**DESCRIPTION OF THE TASK**.
Check each line of the listing below for the string "where", and copy the ones that have it.

**LISTED ENTRIES**.
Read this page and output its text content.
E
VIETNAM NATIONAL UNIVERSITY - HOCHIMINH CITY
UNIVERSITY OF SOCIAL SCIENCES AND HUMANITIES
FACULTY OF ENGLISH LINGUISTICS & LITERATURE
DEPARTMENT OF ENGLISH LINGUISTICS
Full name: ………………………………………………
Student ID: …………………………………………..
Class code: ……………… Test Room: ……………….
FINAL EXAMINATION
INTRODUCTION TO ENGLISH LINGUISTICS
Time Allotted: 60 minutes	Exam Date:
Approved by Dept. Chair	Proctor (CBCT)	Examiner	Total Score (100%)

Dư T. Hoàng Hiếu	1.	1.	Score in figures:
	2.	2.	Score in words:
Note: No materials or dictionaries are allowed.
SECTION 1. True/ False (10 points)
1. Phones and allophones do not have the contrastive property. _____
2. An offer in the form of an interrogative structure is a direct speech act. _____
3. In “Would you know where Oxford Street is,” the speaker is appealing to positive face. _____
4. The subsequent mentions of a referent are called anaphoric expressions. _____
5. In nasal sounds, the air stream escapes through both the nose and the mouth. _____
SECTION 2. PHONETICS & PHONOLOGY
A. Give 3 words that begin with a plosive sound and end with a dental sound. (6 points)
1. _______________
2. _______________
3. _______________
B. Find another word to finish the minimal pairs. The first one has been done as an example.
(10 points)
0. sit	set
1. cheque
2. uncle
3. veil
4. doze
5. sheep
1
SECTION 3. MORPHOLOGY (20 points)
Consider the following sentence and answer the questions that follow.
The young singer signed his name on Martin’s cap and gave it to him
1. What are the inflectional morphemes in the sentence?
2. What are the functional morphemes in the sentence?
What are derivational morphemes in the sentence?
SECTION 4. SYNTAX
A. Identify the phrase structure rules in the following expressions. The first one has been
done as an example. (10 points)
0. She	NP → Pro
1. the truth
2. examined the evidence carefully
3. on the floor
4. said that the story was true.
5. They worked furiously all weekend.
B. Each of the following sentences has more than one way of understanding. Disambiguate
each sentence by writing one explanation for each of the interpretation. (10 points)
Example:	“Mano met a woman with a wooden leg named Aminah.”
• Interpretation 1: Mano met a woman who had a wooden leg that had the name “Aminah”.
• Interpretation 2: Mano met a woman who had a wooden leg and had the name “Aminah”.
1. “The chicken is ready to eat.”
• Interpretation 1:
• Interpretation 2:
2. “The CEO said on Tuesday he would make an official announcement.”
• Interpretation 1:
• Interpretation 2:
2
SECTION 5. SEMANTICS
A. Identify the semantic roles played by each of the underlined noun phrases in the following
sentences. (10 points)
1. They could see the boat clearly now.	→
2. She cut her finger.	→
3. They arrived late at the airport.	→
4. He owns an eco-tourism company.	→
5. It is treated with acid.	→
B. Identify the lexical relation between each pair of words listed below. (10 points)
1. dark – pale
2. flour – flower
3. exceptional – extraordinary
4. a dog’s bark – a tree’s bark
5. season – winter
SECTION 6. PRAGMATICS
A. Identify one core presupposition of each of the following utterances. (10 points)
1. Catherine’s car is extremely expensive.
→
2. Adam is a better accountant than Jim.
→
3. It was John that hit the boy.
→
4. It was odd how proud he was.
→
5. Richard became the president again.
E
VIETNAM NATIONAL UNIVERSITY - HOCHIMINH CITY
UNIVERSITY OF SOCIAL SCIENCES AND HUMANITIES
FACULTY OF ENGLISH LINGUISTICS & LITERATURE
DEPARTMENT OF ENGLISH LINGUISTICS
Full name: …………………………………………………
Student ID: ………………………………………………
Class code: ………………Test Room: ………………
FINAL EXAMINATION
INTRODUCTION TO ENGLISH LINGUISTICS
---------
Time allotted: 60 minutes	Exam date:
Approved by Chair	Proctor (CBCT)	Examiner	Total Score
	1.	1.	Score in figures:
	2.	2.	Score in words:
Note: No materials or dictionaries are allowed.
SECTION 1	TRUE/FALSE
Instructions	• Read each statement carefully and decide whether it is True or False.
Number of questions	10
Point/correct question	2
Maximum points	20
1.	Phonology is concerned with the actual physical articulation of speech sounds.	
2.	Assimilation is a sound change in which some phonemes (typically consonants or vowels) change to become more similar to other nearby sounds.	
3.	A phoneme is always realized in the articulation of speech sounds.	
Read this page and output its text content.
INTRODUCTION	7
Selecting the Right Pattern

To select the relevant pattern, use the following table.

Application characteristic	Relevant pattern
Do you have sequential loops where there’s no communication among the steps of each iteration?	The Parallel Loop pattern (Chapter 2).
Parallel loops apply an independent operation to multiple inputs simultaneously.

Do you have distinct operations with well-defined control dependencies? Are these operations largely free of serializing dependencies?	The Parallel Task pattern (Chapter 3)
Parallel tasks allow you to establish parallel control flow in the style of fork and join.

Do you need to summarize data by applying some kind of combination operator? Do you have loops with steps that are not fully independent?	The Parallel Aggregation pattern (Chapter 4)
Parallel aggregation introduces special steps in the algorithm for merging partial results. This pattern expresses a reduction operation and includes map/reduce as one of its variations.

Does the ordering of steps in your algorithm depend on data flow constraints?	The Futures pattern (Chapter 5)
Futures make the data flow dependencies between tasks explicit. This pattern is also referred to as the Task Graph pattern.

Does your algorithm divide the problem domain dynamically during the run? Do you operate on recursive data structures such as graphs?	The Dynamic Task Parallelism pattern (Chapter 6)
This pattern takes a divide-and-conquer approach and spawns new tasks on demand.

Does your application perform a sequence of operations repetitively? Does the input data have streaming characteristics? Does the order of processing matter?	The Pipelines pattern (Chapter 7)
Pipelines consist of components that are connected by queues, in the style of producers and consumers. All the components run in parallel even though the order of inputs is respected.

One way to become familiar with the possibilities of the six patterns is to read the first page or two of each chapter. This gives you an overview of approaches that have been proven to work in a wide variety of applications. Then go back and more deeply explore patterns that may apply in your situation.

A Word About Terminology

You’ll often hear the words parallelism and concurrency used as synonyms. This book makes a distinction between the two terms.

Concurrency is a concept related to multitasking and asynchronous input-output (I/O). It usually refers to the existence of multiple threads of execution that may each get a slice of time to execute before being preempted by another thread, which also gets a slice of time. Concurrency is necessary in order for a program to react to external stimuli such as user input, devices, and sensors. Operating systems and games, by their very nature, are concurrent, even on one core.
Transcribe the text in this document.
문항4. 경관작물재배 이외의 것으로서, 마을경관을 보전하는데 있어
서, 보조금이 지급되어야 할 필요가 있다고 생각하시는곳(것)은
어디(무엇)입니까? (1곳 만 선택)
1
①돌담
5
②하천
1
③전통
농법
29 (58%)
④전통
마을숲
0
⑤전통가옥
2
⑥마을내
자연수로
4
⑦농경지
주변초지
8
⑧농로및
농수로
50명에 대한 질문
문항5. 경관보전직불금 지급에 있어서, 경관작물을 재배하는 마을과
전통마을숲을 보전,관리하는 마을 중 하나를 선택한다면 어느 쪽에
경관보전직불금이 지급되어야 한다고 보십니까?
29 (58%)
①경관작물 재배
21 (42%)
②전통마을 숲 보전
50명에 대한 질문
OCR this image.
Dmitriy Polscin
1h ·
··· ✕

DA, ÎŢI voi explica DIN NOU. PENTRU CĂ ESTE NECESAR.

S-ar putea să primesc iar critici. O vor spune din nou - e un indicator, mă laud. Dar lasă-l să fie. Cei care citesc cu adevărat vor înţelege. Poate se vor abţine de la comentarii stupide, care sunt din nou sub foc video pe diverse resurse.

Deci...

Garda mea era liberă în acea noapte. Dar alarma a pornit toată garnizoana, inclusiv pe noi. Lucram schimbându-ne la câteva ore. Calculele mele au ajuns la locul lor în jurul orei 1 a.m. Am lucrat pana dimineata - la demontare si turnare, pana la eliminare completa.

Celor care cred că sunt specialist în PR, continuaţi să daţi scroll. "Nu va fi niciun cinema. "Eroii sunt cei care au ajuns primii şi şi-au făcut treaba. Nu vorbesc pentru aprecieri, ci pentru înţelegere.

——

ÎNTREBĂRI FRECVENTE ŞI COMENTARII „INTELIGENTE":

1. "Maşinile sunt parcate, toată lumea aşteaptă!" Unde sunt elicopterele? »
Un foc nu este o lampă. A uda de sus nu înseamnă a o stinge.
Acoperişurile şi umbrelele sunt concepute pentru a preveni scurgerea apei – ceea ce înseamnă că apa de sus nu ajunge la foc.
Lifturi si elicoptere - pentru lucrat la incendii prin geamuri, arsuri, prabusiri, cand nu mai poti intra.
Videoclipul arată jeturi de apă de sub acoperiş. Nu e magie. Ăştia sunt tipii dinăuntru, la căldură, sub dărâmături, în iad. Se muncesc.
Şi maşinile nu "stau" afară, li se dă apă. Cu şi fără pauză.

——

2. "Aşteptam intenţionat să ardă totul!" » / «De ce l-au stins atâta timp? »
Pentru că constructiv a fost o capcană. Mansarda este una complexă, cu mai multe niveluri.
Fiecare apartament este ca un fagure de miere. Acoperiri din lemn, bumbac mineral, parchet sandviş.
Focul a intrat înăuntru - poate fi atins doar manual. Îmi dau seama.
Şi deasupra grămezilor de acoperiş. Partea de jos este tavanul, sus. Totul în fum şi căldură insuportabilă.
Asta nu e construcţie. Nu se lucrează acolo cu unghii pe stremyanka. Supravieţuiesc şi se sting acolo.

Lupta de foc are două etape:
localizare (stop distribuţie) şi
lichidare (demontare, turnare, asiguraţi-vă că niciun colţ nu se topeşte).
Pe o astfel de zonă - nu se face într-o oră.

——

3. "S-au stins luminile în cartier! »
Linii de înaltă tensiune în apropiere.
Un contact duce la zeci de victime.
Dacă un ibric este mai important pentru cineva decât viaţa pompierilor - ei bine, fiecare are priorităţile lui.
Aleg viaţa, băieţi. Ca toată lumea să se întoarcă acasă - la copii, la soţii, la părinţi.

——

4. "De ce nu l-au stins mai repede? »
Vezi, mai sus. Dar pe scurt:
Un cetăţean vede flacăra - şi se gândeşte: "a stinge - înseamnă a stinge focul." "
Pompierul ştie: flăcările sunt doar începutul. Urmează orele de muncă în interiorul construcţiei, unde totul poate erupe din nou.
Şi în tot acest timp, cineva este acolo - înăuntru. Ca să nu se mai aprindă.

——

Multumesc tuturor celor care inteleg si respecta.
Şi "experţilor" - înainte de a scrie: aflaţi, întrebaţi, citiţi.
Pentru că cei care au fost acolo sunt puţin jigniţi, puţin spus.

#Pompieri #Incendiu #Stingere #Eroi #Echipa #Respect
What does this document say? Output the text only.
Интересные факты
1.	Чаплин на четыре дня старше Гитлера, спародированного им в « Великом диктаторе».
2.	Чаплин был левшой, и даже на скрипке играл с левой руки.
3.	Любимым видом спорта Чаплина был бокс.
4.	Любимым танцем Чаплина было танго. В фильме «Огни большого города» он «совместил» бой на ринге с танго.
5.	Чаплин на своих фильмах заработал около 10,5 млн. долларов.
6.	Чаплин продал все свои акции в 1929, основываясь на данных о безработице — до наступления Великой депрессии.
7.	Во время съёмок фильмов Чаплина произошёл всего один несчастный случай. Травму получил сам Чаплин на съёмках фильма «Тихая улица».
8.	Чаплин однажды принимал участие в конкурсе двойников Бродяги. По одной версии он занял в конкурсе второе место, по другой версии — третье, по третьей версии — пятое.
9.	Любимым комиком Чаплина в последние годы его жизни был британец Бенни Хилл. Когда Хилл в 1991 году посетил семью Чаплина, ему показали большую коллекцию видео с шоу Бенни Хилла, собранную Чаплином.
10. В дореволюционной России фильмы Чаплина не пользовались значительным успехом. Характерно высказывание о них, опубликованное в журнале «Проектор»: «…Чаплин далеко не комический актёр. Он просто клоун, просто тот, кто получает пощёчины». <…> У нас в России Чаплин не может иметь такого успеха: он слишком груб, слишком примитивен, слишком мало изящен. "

**SOLUTION BELOW**.
3. In “Would you know where Oxford Street is,” the speaker is appealing to positive face. _____
Do you have sequential loops where there’s no communication among the steps of each iteration?	The Parallel Loop pattern (Chapter 2).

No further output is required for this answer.